** start INPUT MATERIAL **

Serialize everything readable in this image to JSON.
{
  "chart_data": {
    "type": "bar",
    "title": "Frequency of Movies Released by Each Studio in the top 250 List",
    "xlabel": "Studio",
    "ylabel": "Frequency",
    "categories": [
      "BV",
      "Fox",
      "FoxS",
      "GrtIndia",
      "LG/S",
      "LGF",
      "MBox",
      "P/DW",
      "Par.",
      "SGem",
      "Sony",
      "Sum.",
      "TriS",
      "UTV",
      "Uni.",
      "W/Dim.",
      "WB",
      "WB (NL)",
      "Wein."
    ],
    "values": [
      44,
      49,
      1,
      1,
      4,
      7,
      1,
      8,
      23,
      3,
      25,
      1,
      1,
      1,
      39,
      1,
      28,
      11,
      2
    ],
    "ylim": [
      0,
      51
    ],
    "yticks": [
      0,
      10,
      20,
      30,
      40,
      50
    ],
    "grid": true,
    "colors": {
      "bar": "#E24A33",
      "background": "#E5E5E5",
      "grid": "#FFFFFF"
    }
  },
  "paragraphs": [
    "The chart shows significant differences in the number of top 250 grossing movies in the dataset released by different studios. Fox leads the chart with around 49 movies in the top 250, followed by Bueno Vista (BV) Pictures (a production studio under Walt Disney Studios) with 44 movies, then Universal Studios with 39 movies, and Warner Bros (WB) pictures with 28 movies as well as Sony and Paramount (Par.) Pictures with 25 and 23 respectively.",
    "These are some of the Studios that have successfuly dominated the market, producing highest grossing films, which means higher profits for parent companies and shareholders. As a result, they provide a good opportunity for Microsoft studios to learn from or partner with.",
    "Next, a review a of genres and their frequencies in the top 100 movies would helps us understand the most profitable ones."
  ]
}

** end INPUT MATERIAL **
** start INPUT MATERIAL **

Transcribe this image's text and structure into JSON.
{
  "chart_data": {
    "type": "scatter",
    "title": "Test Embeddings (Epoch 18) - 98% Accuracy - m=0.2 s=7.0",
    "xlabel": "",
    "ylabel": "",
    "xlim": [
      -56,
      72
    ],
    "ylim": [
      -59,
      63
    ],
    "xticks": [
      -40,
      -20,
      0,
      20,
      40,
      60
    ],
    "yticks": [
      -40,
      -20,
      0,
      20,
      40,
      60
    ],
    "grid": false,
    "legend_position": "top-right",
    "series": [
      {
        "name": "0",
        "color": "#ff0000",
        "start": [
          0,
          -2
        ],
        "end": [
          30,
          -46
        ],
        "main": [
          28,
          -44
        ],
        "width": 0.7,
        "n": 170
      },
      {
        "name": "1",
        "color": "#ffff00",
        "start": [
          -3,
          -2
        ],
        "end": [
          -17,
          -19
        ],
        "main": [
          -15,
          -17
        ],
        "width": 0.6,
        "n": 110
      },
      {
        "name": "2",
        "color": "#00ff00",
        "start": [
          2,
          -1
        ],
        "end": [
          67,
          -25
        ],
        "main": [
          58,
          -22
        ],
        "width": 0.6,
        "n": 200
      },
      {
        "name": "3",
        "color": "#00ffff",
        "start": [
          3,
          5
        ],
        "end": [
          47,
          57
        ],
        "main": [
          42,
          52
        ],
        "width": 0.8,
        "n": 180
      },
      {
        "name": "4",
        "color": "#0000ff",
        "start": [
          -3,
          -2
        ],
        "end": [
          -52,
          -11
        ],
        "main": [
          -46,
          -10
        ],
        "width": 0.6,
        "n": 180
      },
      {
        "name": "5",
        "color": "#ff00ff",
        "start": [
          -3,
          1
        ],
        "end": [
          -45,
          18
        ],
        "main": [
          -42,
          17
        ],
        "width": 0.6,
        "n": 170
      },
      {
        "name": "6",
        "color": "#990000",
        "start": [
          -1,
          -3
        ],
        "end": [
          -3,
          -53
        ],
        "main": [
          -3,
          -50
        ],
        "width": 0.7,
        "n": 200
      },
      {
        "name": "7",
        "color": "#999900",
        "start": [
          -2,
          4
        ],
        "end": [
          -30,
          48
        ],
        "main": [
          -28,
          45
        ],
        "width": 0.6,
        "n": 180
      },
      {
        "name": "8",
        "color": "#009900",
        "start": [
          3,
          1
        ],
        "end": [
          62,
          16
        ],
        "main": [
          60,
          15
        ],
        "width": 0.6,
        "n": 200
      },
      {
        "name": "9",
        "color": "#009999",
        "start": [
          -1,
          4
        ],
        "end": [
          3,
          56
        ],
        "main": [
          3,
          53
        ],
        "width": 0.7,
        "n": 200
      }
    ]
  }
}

** end INPUT MATERIAL **

** REQUIRED TASK **
Read through the entries and copy every line that includes "title".

** IN RESPONSE **
    "title": "Frequency of Movies Released by Each Studio in the top 250 List",
    "title": "Test Embeddings (Epoch 18) - 98% Accuracy - m=0.2 s=7.0",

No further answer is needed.